Available data:
^^^^
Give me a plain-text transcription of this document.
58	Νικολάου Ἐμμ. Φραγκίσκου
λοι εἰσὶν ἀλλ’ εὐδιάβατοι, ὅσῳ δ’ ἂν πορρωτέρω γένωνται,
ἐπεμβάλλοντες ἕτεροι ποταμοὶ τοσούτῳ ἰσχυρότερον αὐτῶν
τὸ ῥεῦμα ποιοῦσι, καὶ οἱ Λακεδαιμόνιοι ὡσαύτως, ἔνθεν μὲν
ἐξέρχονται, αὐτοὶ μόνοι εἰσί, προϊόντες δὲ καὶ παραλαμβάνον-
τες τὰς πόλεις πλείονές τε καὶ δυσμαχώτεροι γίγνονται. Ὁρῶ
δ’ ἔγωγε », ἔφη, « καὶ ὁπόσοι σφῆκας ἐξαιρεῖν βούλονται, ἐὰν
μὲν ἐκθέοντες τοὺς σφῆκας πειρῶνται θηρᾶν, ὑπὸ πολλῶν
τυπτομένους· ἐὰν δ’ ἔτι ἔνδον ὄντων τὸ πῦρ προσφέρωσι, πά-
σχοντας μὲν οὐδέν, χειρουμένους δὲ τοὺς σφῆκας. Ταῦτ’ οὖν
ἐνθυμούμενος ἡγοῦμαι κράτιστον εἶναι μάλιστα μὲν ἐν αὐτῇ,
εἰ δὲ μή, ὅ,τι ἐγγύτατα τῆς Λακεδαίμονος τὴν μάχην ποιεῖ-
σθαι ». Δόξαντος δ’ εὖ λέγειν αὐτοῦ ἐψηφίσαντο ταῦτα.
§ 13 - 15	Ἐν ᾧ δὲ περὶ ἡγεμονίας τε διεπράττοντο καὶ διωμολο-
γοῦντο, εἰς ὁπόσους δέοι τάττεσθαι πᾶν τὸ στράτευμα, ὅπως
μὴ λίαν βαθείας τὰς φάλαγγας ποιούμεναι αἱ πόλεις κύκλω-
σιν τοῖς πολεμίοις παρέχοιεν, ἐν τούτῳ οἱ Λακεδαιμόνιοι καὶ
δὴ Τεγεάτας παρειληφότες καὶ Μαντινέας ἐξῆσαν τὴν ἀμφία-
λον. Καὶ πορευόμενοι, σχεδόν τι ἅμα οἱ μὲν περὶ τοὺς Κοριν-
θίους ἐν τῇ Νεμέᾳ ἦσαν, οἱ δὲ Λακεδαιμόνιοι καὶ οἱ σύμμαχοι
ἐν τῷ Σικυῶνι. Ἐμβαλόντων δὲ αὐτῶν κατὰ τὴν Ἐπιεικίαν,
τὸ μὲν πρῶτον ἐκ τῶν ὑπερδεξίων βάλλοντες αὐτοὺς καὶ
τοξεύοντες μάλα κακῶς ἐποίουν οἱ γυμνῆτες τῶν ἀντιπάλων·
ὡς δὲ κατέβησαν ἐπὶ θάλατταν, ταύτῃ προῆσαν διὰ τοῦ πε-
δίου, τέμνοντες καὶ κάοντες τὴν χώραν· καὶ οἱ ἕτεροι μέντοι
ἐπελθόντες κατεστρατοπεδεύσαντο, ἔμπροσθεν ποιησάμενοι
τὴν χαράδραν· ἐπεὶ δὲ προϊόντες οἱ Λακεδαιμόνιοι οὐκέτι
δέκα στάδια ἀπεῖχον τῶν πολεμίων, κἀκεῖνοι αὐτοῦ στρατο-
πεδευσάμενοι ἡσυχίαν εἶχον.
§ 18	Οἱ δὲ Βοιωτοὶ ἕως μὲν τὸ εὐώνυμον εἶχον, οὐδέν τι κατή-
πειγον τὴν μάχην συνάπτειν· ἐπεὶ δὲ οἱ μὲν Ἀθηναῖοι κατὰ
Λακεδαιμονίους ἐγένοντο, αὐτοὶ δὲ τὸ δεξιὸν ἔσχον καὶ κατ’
^^^^
Reproduce the material above without altering a single character.

Give me a plain-text transcription of this document.
58	Νικολάου Ἐμμ. Φραγκίσκου
λοι εἰσὶν ἀλλ’ εὐδιάβατοι, ὅσῳ δ’ ἂν πορρωτέρω γένωνται,
ἐπεμβάλλοντες ἕτεροι ποταμοὶ τοσούτῳ ἰσχυρότερον αὐτῶν
τὸ ῥεῦμα ποιοῦσι, καὶ οἱ Λακεδαιμόνιοι ὡσαύτως, ἔνθεν μὲν
ἐξέρχονται, αὐτοὶ μόνοι εἰσί, προϊόντες δὲ καὶ παραλαμβάνον-
τες τὰς πόλεις πλείονές τε καὶ δυσμαχώτεροι γίγνονται. Ὁρῶ
δ’ ἔγωγε », ἔφη, « καὶ ὁπόσοι σφῆκας ἐξαιρεῖν βούλονται, ἐὰν
μὲν ἐκθέοντες τοὺς σφῆκας πειρῶνται θηρᾶν, ὑπὸ πολλῶν
τυπτομένους· ἐὰν δ’ ἔτι ἔνδον ὄντων τὸ πῦρ προσφέρωσι, πά-
σχοντας μὲν οὐδέν, χειρουμένους δὲ τοὺς σφῆκας. Ταῦτ’ οὖν
ἐνθυμούμενος ἡγοῦμαι κράτιστον εἶναι μάλιστα μὲν ἐν αὐτῇ,
εἰ δὲ μή, ὅ,τι ἐγγύτατα τῆς Λακεδαίμονος τὴν μάχην ποιεῖ-
σθαι ». Δόξαντος δ’ εὖ λέγειν αὐτοῦ ἐψηφίσαντο ταῦτα.
§ 13 - 15	Ἐν ᾧ δὲ περὶ ἡγεμονίας τε διεπράττοντο καὶ διωμολο-
γοῦντο, εἰς ὁπόσους δέοι τάττεσθαι πᾶν τὸ στράτευμα, ὅπως
μὴ λίαν βαθείας τὰς φάλαγγας ποιούμεναι αἱ πόλεις κύκλω-
σιν τοῖς πολεμίοις παρέχοιεν, ἐν τούτῳ οἱ Λακεδαιμόνιοι καὶ
δὴ Τεγεάτας παρειληφότες καὶ Μαντινέας ἐξῆσαν τὴν ἀμφία-
λον. Καὶ πορευόμενοι, σχεδόν τι ἅμα οἱ μὲν περὶ τοὺς Κοριν-
θίους ἐν τῇ Νεμέᾳ ἦσαν, οἱ δὲ Λακεδαιμόνιοι καὶ οἱ σύμμαχοι
ἐν τῷ Σικυῶνι. Ἐμβαλόντων δὲ αὐτῶν κατὰ τὴν Ἐπιεικίαν,
τὸ μὲν πρῶτον ἐκ τῶν ὑπερδεξίων βάλλοντες αὐτοὺς καὶ
τοξεύοντες μάλα κακῶς ἐποίουν οἱ γυμνῆτες τῶν ἀντιπάλων·
ὡς δὲ κατέβησαν ἐπὶ θάλατταν, ταύτῃ προῆσαν διὰ τοῦ πε-
δίου, τέμνοντες καὶ κάοντες τὴν χώραν· καὶ οἱ ἕτεροι μέντοι
ἐπελθόντες κατεστρατοπεδεύσαντο, ἔμπροσθεν ποιησάμενοι
τὴν χαράδραν· ἐπεὶ δὲ προϊόντες οἱ Λακεδαιμόνιοι οὐκέτι
δέκα στάδια ἀπεῖχον τῶν πολεμίων, κἀκεῖνοι αὐτοῦ στρατο-
πεδευσάμενοι ἡσυχίαν εἶχον.
§ 18	Οἱ δὲ Βοιωτοὶ ἕως μὲν τὸ εὐώνυμον εἶχον, οὐδέν τι κατή-
πειγον τὴν μάχην συνάπτειν· ἐπεὶ δὲ οἱ μὲν Ἀθηναῖοι κατὰ
Λακεδαιμονίους ἐγένοντο, αὐτοὶ δὲ τὸ δεξιὸν ἔσχον καὶ κατ’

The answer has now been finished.